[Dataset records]
>> START

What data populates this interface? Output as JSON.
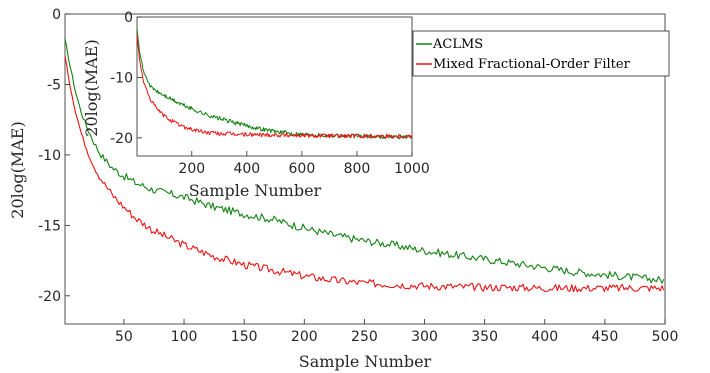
{
  "colors": {
    "aclms": "#128212",
    "mixed": "#ee1111",
    "axis": "#262626"
  },
  "chart_data": [
    {
      "type": "line",
      "role": "main",
      "xlabel": "Sample Number",
      "ylabel": "20log(MAE)",
      "xlim": [
        1,
        500
      ],
      "ylim": [
        -22,
        0
      ],
      "xticks": [
        50,
        100,
        150,
        200,
        250,
        300,
        350,
        400,
        450,
        500
      ],
      "yticks": [
        0,
        -5,
        -10,
        -15,
        -20
      ],
      "grid": false,
      "legend": "top-right",
      "series": [
        {
          "name": "ACLMS",
          "color": "#128212",
          "x": [
            1,
            5,
            10,
            15,
            20,
            25,
            30,
            40,
            50,
            60,
            75,
            100,
            125,
            150,
            175,
            200,
            225,
            250,
            275,
            300,
            325,
            350,
            375,
            400,
            425,
            450,
            475,
            500
          ],
          "y": [
            -1.8,
            -3.6,
            -5.6,
            -7.1,
            -8.2,
            -9.1,
            -9.9,
            -10.9,
            -11.5,
            -12.0,
            -12.5,
            -13.0,
            -13.7,
            -14.2,
            -14.6,
            -15.2,
            -15.7,
            -16.1,
            -16.4,
            -16.8,
            -17.1,
            -17.4,
            -17.7,
            -18.0,
            -18.3,
            -18.5,
            -18.7,
            -18.9
          ]
        },
        {
          "name": "Mixed Fractional-Order Filter",
          "color": "#ee1111",
          "x": [
            1,
            5,
            10,
            15,
            20,
            25,
            30,
            40,
            50,
            60,
            75,
            100,
            125,
            150,
            175,
            200,
            225,
            250,
            275,
            300,
            325,
            350,
            375,
            400,
            425,
            450,
            475,
            500
          ],
          "y": [
            -3.0,
            -5.0,
            -7.0,
            -8.6,
            -9.8,
            -10.8,
            -11.6,
            -12.8,
            -13.7,
            -14.5,
            -15.4,
            -16.4,
            -17.2,
            -17.8,
            -18.2,
            -18.6,
            -18.9,
            -19.1,
            -19.2,
            -19.3,
            -19.35,
            -19.4,
            -19.4,
            -19.45,
            -19.45,
            -19.45,
            -19.45,
            -19.45
          ]
        }
      ]
    },
    {
      "type": "line",
      "role": "inset",
      "xlabel": "Sample Number",
      "ylabel": "20log(MAE)",
      "xlim": [
        1,
        1000
      ],
      "ylim": [
        -23,
        0
      ],
      "xticks": [
        200,
        400,
        600,
        800,
        1000
      ],
      "yticks": [
        0,
        -10,
        -20
      ],
      "grid": false,
      "series": [
        {
          "name": "ACLMS",
          "color": "#128212",
          "x": [
            1,
            10,
            25,
            50,
            75,
            100,
            150,
            200,
            250,
            300,
            350,
            400,
            450,
            500,
            550,
            600,
            650,
            700,
            800,
            900,
            1000
          ],
          "y": [
            -1.8,
            -5.6,
            -9.1,
            -11.5,
            -12.4,
            -13.0,
            -14.2,
            -15.2,
            -16.1,
            -16.8,
            -17.4,
            -18.0,
            -18.5,
            -18.9,
            -19.2,
            -19.4,
            -19.5,
            -19.6,
            -19.7,
            -19.8,
            -19.8
          ]
        },
        {
          "name": "Mixed Fractional-Order Filter",
          "color": "#ee1111",
          "x": [
            1,
            10,
            25,
            50,
            75,
            100,
            150,
            200,
            250,
            300,
            400,
            500,
            600,
            700,
            800,
            900,
            1000
          ],
          "y": [
            -3.0,
            -7.0,
            -10.8,
            -13.7,
            -15.3,
            -16.4,
            -17.8,
            -18.6,
            -19.1,
            -19.3,
            -19.45,
            -19.5,
            -19.6,
            -19.65,
            -19.7,
            -19.7,
            -19.7
          ]
        }
      ]
    }
  ]
}
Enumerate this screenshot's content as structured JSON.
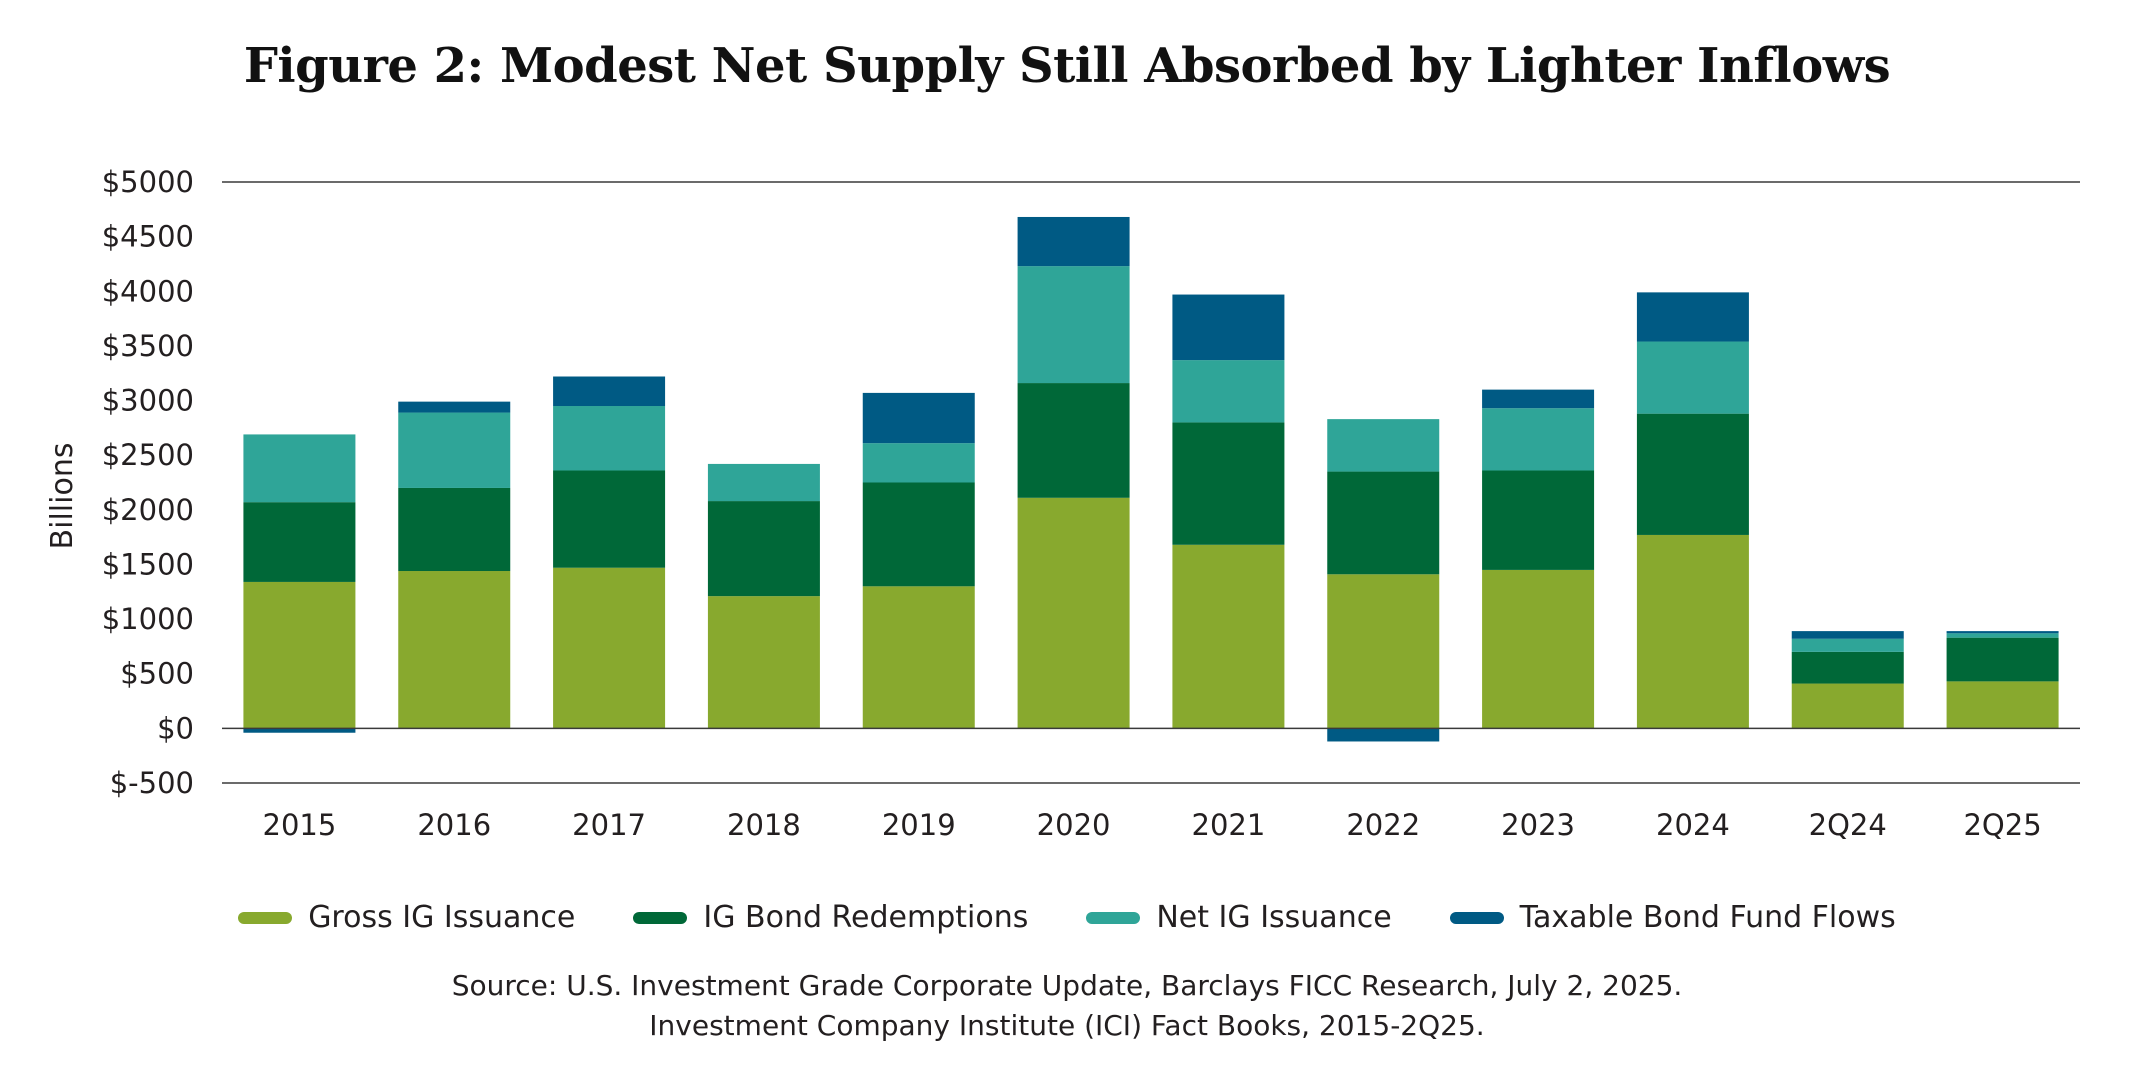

>> END

> _Task goal_:
Extract the entries in full, exactly as they are, minus the pictures.

> _Correct answer_:
What data populates this interface? Output as JSON.
{
  "colors": {
    "aclms": "#128212",
    "mixed": "#ee1111",
    "axis": "#262626"
  },
  "chart_data": [
    {
      "type": "line",
      "role": "main",
      "xlabel": "Sample Number",
      "ylabel": "20log(MAE)",
      "xlim": [
        1,
        500
      ],
      "ylim": [
        -22,
        0
      ],
      "xticks": [
        50,
        100,
        150,
        200,
        250,
        300,
        350,
        400,
        450,
        500
      ],
      "yticks": [
        0,
        -5,
        -10,
        -15,
        -20
      ],
      "grid": false,
      "legend": "top-right",
      "series": [
        {
          "name": "ACLMS",
          "color": "#128212",
          "x": [
            1,
            5,
            10,
            15,
            20,
            25,
            30,
            40,
            50,
            60,
            75,
            100,
            125,
            150,
            175,
            200,
            225,
            250,
            275,
            300,
            325,
            350,
            375,
            400,
            425,
            450,
            475,
            500
          ],
          "y": [
            -1.8,
            -3.6,
            -5.6,
            -7.1,
            -8.2,
            -9.1,
            -9.9,
            -10.9,
            -11.5,
            -12.0,
            -12.5,
            -13.0,
            -13.7,
            -14.2,
            -14.6,
            -15.2,
            -15.7,
            -16.1,
            -16.4,
            -16.8,
            -17.1,
            -17.4,
            -17.7,
            -18.0,
            -18.3,
            -18.5,
            -18.7,
            -18.9
          ]
        },
        {
          "name": "Mixed Fractional-Order Filter",
          "color": "#ee1111",
          "x": [
            1,
            5,
            10,
            15,
            20,
            25,
            30,
            40,
            50,
            60,
            75,
            100,
            125,
            150,
            175,
            200,
            225,
            250,
            275,
            300,
            325,
            350,
            375,
            400,
            425,
            450,
            475,
            500
          ],
          "y": [
            -3.0,
            -5.0,
            -7.0,
            -8.6,
            -9.8,
            -10.8,
            -11.6,
            -12.8,
            -13.7,
            -14.5,
            -15.4,
            -16.4,
            -17.2,
            -17.8,
            -18.2,
            -18.6,
            -18.9,
            -19.1,
            -19.2,
            -19.3,
            -19.35,
            -19.4,
            -19.4,
            -19.45,
            -19.45,
            -19.45,
            -19.45,
            -19.45
          ]
        }
      ]
    },
    {
      "type": "line",
      "role": "inset",
      "xlabel": "Sample Number",
      "ylabel": "20log(MAE)",
      "xlim": [
        1,
        1000
      ],
      "ylim": [
        -23,
        0
      ],
      "xticks": [
        200,
        400,
        600,
        800,
        1000
      ],
      "yticks": [
        0,
        -10,
        -20
      ],
      "grid": false,
      "series": [
        {
          "name": "ACLMS",
          "color": "#128212",
          "x": [
            1,
            10,
            25,
            50,
            75,
            100,
            150,
            200,
            250,
            300,
            350,
            400,
            450,
            500,
            550,
            600,
            650,
            700,
            800,
            900,
            1000
          ],
          "y": [
            -1.8,
            -5.6,
            -9.1,
            -11.5,
            -12.4,
            -13.0,
            -14.2,
            -15.2,
            -16.1,
            -16.8,
            -17.4,
            -18.0,
            -18.5,
            -18.9,
            -19.2,
            -19.4,
            -19.5,
            -19.6,
            -19.7,
            -19.8,
            -19.8
          ]
        },
        {
          "name": "Mixed Fractional-Order Filter",
          "color": "#ee1111",
          "x": [
            1,
            10,
            25,
            50,
            75,
            100,
            150,
            200,
            250,
            300,
            400,
            500,
            600,
            700,
            800,
            900,
            1000
          ],
          "y": [
            -3.0,
            -7.0,
            -10.8,
            -13.7,
            -15.3,
            -16.4,
            -17.8,
            -18.6,
            -19.1,
            -19.3,
            -19.45,
            -19.5,
            -19.6,
            -19.65,
            -19.7,
            -19.7,
            -19.7
          ]
        }
      ]
    }
  ]
}
Enumerate this screenshot's content as structured JSON.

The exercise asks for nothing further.